What this task involves:
Nothing may be dropped or altered: reproduce all the data.

Record list:
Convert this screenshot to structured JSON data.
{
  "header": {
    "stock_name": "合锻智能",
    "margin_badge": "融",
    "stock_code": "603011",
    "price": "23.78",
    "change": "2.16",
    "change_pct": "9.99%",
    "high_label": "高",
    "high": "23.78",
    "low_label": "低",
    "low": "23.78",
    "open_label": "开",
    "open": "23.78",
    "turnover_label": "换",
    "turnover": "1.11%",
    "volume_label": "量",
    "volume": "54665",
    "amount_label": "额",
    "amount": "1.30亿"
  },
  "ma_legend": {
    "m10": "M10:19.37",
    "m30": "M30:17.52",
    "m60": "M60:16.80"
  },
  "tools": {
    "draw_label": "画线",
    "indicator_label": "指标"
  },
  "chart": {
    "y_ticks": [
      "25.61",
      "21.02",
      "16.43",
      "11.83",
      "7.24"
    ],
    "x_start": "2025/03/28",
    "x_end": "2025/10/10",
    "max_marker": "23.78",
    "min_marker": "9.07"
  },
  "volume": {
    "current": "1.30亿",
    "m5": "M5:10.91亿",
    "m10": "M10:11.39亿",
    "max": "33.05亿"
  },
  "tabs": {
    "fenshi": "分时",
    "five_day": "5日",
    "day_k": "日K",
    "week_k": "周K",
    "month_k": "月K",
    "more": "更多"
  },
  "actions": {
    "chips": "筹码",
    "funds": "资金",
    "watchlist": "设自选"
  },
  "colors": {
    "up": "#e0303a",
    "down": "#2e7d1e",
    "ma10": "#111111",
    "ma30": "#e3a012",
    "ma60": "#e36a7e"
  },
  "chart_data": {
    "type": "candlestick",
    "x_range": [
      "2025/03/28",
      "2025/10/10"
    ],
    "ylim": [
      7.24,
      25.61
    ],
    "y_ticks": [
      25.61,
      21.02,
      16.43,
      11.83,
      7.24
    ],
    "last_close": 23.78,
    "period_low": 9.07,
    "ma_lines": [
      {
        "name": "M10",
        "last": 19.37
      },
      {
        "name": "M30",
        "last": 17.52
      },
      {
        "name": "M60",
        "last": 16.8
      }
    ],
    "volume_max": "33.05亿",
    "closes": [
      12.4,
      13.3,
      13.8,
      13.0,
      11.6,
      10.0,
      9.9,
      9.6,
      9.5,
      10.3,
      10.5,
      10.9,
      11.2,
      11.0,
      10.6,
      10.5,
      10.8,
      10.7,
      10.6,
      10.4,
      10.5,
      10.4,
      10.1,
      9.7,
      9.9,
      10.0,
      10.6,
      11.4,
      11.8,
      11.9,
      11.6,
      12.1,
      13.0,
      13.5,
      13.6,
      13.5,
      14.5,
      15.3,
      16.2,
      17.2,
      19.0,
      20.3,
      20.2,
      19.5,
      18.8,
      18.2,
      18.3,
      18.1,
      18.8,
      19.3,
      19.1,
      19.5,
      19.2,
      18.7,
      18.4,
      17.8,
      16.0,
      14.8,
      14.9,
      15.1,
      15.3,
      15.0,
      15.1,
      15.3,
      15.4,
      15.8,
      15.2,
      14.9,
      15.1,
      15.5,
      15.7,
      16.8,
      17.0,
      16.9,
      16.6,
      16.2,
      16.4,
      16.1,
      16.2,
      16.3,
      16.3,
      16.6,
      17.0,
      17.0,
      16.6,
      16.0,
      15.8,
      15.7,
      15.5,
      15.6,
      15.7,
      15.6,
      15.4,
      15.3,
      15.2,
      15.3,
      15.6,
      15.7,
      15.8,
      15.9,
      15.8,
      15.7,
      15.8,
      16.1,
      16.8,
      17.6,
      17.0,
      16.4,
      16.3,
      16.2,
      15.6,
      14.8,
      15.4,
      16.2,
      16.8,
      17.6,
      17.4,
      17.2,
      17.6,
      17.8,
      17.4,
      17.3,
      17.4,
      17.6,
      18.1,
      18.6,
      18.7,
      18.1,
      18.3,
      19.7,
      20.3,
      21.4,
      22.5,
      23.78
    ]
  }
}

Output for this task:
Convert this screenshot to structured JSON data.
{
  "header": {
    "stock_name": "合锻智能",
    "margin_badge": "融",
    "stock_code": "603011",
    "price": "23.78",
    "change": "2.16",
    "change_pct": "9.99%",
    "high_label": "高",
    "high": "23.78",
    "low_label": "低",
    "low": "23.78",
    "open_label": "开",
    "open": "23.78",
    "turnover_label": "换",
    "turnover": "1.11%",
    "volume_label": "量",
    "volume": "54665",
    "amount_label": "额",
    "amount": "1.30亿"
  },
  "ma_legend": {
    "m10": "M10:19.37",
    "m30": "M30:17.52",
    "m60": "M60:16.80"
  },
  "tools": {
    "draw_label": "画线",
    "indicator_label": "指标"
  },
  "chart": {
    "y_ticks": [
      "25.61",
      "21.02",
      "16.43",
      "11.83",
      "7.24"
    ],
    "x_start": "2025/03/28",
    "x_end": "2025/10/10",
    "max_marker": "23.78",
    "min_marker": "9.07"
  },
  "volume": {
    "current": "1.30亿",
    "m5": "M5:10.91亿",
    "m10": "M10:11.39亿",
    "max": "33.05亿"
  },
  "tabs": {
    "fenshi": "分时",
    "five_day": "5日",
    "day_k": "日K",
    "week_k": "周K",
    "month_k": "月K",
    "more": "更多"
  },
  "actions": {
    "chips": "筹码",
    "funds": "资金",
    "watchlist": "设自选"
  },
  "colors": {
    "up": "#e0303a",
    "down": "#2e7d1e",
    "ma10": "#111111",
    "ma30": "#e3a012",
    "ma60": "#e36a7e"
  },
  "chart_data": {
    "type": "candlestick",
    "x_range": [
      "2025/03/28",
      "2025/10/10"
    ],
    "ylim": [
      7.24,
      25.61
    ],
    "y_ticks": [
      25.61,
      21.02,
      16.43,
      11.83,
      7.24
    ],
    "last_close": 23.78,
    "period_low": 9.07,
    "ma_lines": [
      {
        "name": "M10",
        "last": 19.37
      },
      {
        "name": "M30",
        "last": 17.52
      },
      {
        "name": "M60",
        "last": 16.8
      }
    ],
    "volume_max": "33.05亿",
    "closes": [
      12.4,
      13.3,
      13.8,
      13.0,
      11.6,
      10.0,
      9.9,
      9.6,
      9.5,
      10.3,
      10.5,
      10.9,
      11.2,
      11.0,
      10.6,
      10.5,
      10.8,
      10.7,
      10.6,
      10.4,
      10.5,
      10.4,
      10.1,
      9.7,
      9.9,
      10.0,
      10.6,
      11.4,
      11.8,
      11.9,
      11.6,
      12.1,
      13.0,
      13.5,
      13.6,
      13.5,
      14.5,
      15.3,
      16.2,
      17.2,
      19.0,
      20.3,
      20.2,
      19.5,
      18.8,
      18.2,
      18.3,
      18.1,
      18.8,
      19.3,
      19.1,
      19.5,
      19.2,
      18.7,
      18.4,
      17.8,
      16.0,
      14.8,
      14.9,
      15.1,
      15.3,
      15.0,
      15.1,
      15.3,
      15.4,
      15.8,
      15.2,
      14.9,
      15.1,
      15.5,
      15.7,
      16.8,
      17.0,
      16.9,
      16.6,
      16.2,
      16.4,
      16.1,
      16.2,
      16.3,
      16.3,
      16.6,
      17.0,
      17.0,
      16.6,
      16.0,
      15.8,
      15.7,
      15.5,
      15.6,
      15.7,
      15.6,
      15.4,
      15.3,
      15.2,
      15.3,
      15.6,
      15.7,
      15.8,
      15.9,
      15.8,
      15.7,
      15.8,
      16.1,
      16.8,
      17.6,
      17.0,
      16.4,
      16.3,
      16.2,
      15.6,
      14.8,
      15.4,
      16.2,
      16.8,
      17.6,
      17.4,
      17.2,
      17.6,
      17.8,
      17.4,
      17.3,
      17.4,
      17.6,
      18.1,
      18.6,
      18.7,
      18.1,
      18.3,
      19.7,
      20.3,
      21.4,
      22.5,
      23.78
    ]
  }
}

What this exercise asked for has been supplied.